_Provided material_:
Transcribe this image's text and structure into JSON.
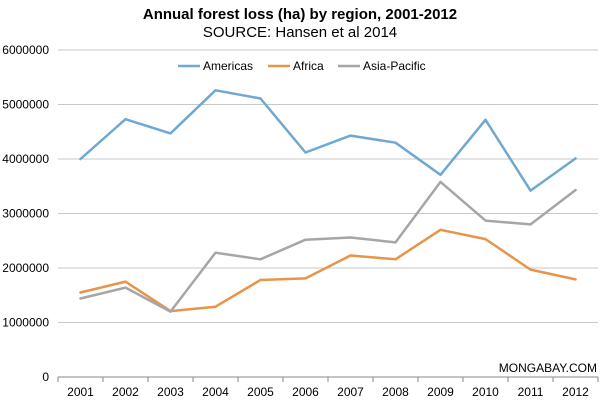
{
  "chart_data": {
    "type": "line",
    "title": "Annual forest loss (ha) by region, 2001-2012",
    "subtitle": "SOURCE: Hansen et al 2014",
    "categories": [
      "2001",
      "2002",
      "2003",
      "2004",
      "2005",
      "2006",
      "2007",
      "2008",
      "2009",
      "2010",
      "2011",
      "2012"
    ],
    "y_ticks": [
      "0",
      "1000000",
      "2000000",
      "3000000",
      "4000000",
      "5000000",
      "6000000"
    ],
    "ylim": [
      0,
      6000000
    ],
    "grid": true,
    "legend_position": "top-center",
    "series": [
      {
        "name": "Americas",
        "color": "#6fa8d2",
        "values": [
          4000000,
          4730000,
          4470000,
          5260000,
          5110000,
          4120000,
          4430000,
          4300000,
          3710000,
          4720000,
          3420000,
          4010000
        ]
      },
      {
        "name": "Africa",
        "color": "#e8944a",
        "values": [
          1550000,
          1750000,
          1210000,
          1290000,
          1780000,
          1810000,
          2230000,
          2160000,
          2700000,
          2530000,
          1970000,
          1790000
        ]
      },
      {
        "name": "Asia-Pacific",
        "color": "#a6a6a6",
        "values": [
          1440000,
          1640000,
          1200000,
          2280000,
          2160000,
          2520000,
          2560000,
          2470000,
          3580000,
          2870000,
          2800000,
          3430000
        ]
      }
    ],
    "watermark": "MONGABAY.COM"
  }
}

_Given exercise_: Copy all lines from the material that include "name".

_Answer in full_:
        "name": "Americas",
        "name": "Africa",
        "name": "Asia-Pacific",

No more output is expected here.